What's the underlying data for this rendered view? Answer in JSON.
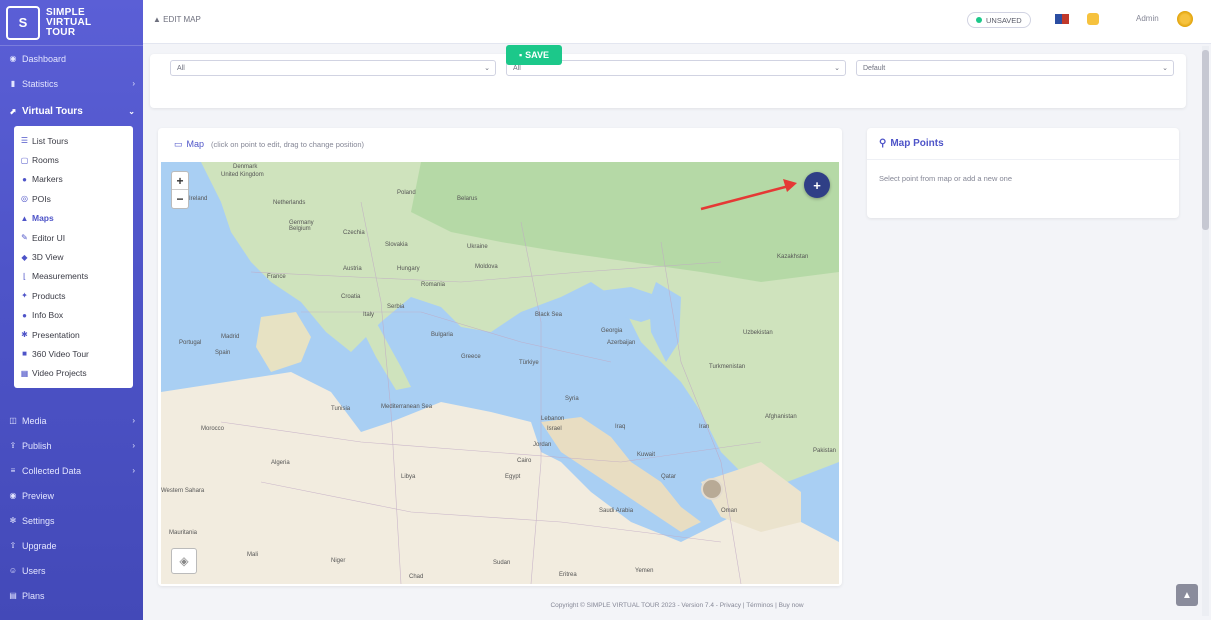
{
  "brand": {
    "line1": "SIMPLE",
    "line2": "VIRTUAL",
    "line3": "TOUR",
    "logo_glyph": "S"
  },
  "sidebar": {
    "top_items": [
      {
        "label": "Dashboard",
        "icon": "dashboard-icon"
      },
      {
        "label": "Statistics",
        "icon": "chart-icon",
        "arrow": "›"
      }
    ],
    "section": {
      "label": "Virtual Tours",
      "icon": "route-icon",
      "arrow": "⌄"
    },
    "sub_items": [
      {
        "label": "List Tours",
        "icon": "list-icon"
      },
      {
        "label": "Rooms",
        "icon": "rooms-icon"
      },
      {
        "label": "Markers",
        "icon": "markers-icon"
      },
      {
        "label": "POIs",
        "icon": "poi-icon"
      },
      {
        "label": "Maps",
        "icon": "map-icon"
      },
      {
        "label": "Editor UI",
        "icon": "editor-icon"
      },
      {
        "label": "3D View",
        "icon": "cube-icon"
      },
      {
        "label": "Measurements",
        "icon": "ruler-icon"
      },
      {
        "label": "Products",
        "icon": "cart-icon"
      },
      {
        "label": "Info Box",
        "icon": "info-icon"
      },
      {
        "label": "Presentation",
        "icon": "presentation-icon"
      },
      {
        "label": "360 Video Tour",
        "icon": "video-icon"
      },
      {
        "label": "Video Projects",
        "icon": "film-icon"
      }
    ],
    "bottom_items": [
      {
        "label": "Media",
        "icon": "media-icon",
        "arrow": "›"
      },
      {
        "label": "Publish",
        "icon": "publish-icon",
        "arrow": "›"
      },
      {
        "label": "Collected Data",
        "icon": "database-icon",
        "arrow": "›"
      },
      {
        "label": "Preview",
        "icon": "eye-icon"
      },
      {
        "label": "Settings",
        "icon": "gear-icon"
      },
      {
        "label": "Upgrade",
        "icon": "upgrade-icon"
      },
      {
        "label": "Users",
        "icon": "users-icon"
      },
      {
        "label": "Plans",
        "icon": "plans-icon"
      }
    ]
  },
  "topbar": {
    "breadcrumb": "EDIT MAP",
    "status": "UNSAVED",
    "user": "Admin"
  },
  "save_button": "SAVE",
  "map_card": {
    "title": "Map",
    "hint": "(click on point to edit, drag to change position)",
    "zoom_in": "+",
    "zoom_out": "−",
    "add_glyph": "+"
  },
  "map_labels": [
    {
      "t": "Denmark"
    },
    {
      "t": "United Kingdom"
    },
    {
      "t": "Ireland"
    },
    {
      "t": "Netherlands"
    },
    {
      "t": "Germany"
    },
    {
      "t": "Poland"
    },
    {
      "t": "Belarus"
    },
    {
      "t": "Belgium"
    },
    {
      "t": "Czechia"
    },
    {
      "t": "Slovakia"
    },
    {
      "t": "Ukraine"
    },
    {
      "t": "Austria"
    },
    {
      "t": "Hungary"
    },
    {
      "t": "Moldova"
    },
    {
      "t": "France"
    },
    {
      "t": "Romania"
    },
    {
      "t": "Croatia"
    },
    {
      "t": "Serbia"
    },
    {
      "t": "Italy"
    },
    {
      "t": "Bulgaria"
    },
    {
      "t": "Kazakhstan"
    },
    {
      "t": "Uzbekistan"
    },
    {
      "t": "Georgia"
    },
    {
      "t": "Azerbaijan"
    },
    {
      "t": "Portugal"
    },
    {
      "t": "Madrid"
    },
    {
      "t": "Spain"
    },
    {
      "t": "Greece"
    },
    {
      "t": "Türkiye"
    },
    {
      "t": "Turkmenistan"
    },
    {
      "t": "Tunisia"
    },
    {
      "t": "Syria"
    },
    {
      "t": "Lebanon"
    },
    {
      "t": "Iraq"
    },
    {
      "t": "Iran"
    },
    {
      "t": "Afghanistan"
    },
    {
      "t": "Morocco"
    },
    {
      "t": "Israel"
    },
    {
      "t": "Jordan"
    },
    {
      "t": "Kuwait"
    },
    {
      "t": "Pakistan"
    },
    {
      "t": "Algeria"
    },
    {
      "t": "Libya"
    },
    {
      "t": "Egypt"
    },
    {
      "t": "Cairo"
    },
    {
      "t": "Qatar"
    },
    {
      "t": "Saudi Arabia"
    },
    {
      "t": "Oman"
    },
    {
      "t": "Mauritania"
    },
    {
      "t": "Mali"
    },
    {
      "t": "Niger"
    },
    {
      "t": "Chad"
    },
    {
      "t": "Sudan"
    },
    {
      "t": "Eritrea"
    },
    {
      "t": "Yemen"
    },
    {
      "t": "Black Sea"
    },
    {
      "t": "Mediterranean Sea"
    },
    {
      "t": "Western Sahara"
    }
  ],
  "points_card": {
    "title": "Map Points",
    "empty": "Select point from map or add a new one"
  },
  "footer": "Copyright © SIMPLE VIRTUAL TOUR 2023 - Version 7.4 - Privacy | Términos | Buy now",
  "selects": {
    "a": "All",
    "b": "All",
    "c": "Default"
  }
}
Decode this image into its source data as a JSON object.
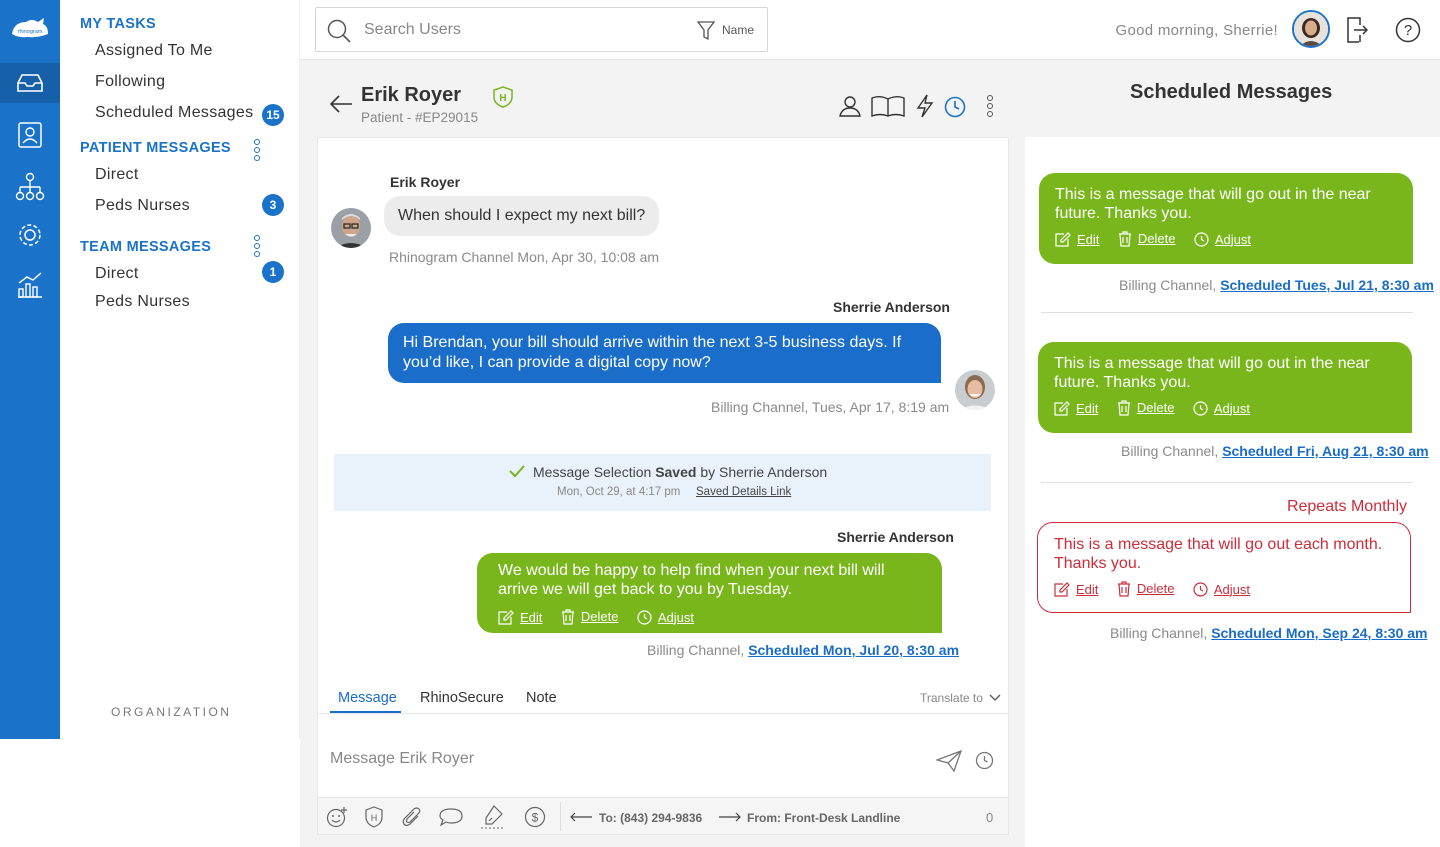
{
  "app": {
    "logo_text": "rhinogram"
  },
  "rail": {
    "icons": [
      "inbox-icon",
      "contacts-icon",
      "org-chart-icon",
      "settings-icon",
      "analytics-icon"
    ]
  },
  "menu": {
    "my_tasks": "MY TASKS",
    "assigned": "Assigned To Me",
    "following": "Following",
    "scheduled": "Scheduled Messages",
    "scheduled_count": "15",
    "patient_messages": "PATIENT MESSAGES",
    "pm_direct": "Direct",
    "pm_peds": "Peds Nurses",
    "pm_peds_count": "3",
    "team_messages": "TEAM MESSAGES",
    "tm_direct": "Direct",
    "tm_direct_count": "1",
    "tm_peds": "Peds Nurses",
    "organization": "ORGANIZATION"
  },
  "topbar": {
    "search_placeholder": "Search Users",
    "filter_label": "Name",
    "greeting": "Good morning, Sherrie!"
  },
  "convo": {
    "name": "Erik Royer",
    "subtitle": "Patient - #EP29015",
    "messages": [
      {
        "sender": "Erik Royer",
        "text": "When should I expect my next bill?",
        "meta": "Rhinogram Channel Mon, Apr 30, 10:08 am"
      },
      {
        "sender": "Sherrie Anderson",
        "text": "Hi Brendan, your bill should arrive within the next 3-5 business days. If you’d like, I can provide a digital copy now?",
        "meta": "Billing Channel, Tues, Apr 17, 8:19 am"
      },
      {
        "sender": "Sherrie Anderson",
        "text": "We would be happy to help find when your next bill will arrive we will get back to you by Tuesday.",
        "meta_prefix": "Billing Channel,",
        "meta_link": "Scheduled Mon, Jul 20, 8:30 am"
      }
    ],
    "event": {
      "text_prefix": "Message Selection",
      "text_bold": "Saved",
      "text_suffix": "by Sherrie Anderson",
      "time": "Mon, Oct 29, at 4:17 pm",
      "link": "Saved Details Link"
    },
    "actions": {
      "edit": "Edit",
      "delete": "Delete",
      "adjust": "Adjust"
    },
    "tabs": [
      "Message",
      "RhinoSecure",
      "Note"
    ],
    "translate": "Translate to",
    "compose_placeholder": "Message Erik Royer",
    "to": "To: (843) 294-9836",
    "from": "From: Front-Desk Landline",
    "char_count": "0"
  },
  "scheduled": {
    "title": "Scheduled Messages",
    "items": [
      {
        "text": "This is a message that will go out in the near future. Thanks you.",
        "meta_prefix": "Billing Channel,",
        "meta_link": "Scheduled Tues, Jul 21, 8:30 am"
      },
      {
        "text": "This is a message that will go out in the near future. Thanks you.",
        "meta_prefix": "Billing Channel,",
        "meta_link": "Scheduled Fri, Aug 21, 8:30 am"
      },
      {
        "repeat": "Repeats Monthly",
        "text": "This is a message that will go out each month. Thanks you.",
        "meta_prefix": "Billing Channel,",
        "meta_link": "Scheduled Mon, Sep 24, 8:30 am"
      }
    ]
  },
  "colors": {
    "brand_blue": "#1a73c8",
    "green": "#78b61c",
    "red": "#cc2d3a"
  }
}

#####

■ Exercise instructions
Copy all lines of the listing above that contain the string "from".

■ Solution to this problem
    "empty": "Select point from map or add a new one"
    "from": "From: Front-Desk Landline",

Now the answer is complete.